* Begin Material for this task *

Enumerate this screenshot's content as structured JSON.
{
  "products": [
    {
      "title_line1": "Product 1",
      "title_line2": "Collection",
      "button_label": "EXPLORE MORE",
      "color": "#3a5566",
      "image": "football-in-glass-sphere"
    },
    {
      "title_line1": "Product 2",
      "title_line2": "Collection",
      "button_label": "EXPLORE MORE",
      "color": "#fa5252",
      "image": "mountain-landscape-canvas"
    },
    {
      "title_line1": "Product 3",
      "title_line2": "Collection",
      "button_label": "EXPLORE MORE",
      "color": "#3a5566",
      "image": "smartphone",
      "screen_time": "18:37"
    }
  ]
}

* End Material for this task *

What the exercise asks:
Repeat all entries. Match them exactly.

Solution for this task:
Enumerate this screenshot's content as structured JSON.
{
  "products": [
    {
      "title_line1": "Product 1",
      "title_line2": "Collection",
      "button_label": "EXPLORE MORE",
      "color": "#3a5566",
      "image": "football-in-glass-sphere"
    },
    {
      "title_line1": "Product 2",
      "title_line2": "Collection",
      "button_label": "EXPLORE MORE",
      "color": "#fa5252",
      "image": "mountain-landscape-canvas"
    },
    {
      "title_line1": "Product 3",
      "title_line2": "Collection",
      "button_label": "EXPLORE MORE",
      "color": "#3a5566",
      "image": "smartphone",
      "screen_time": "18:37"
    }
  ]
}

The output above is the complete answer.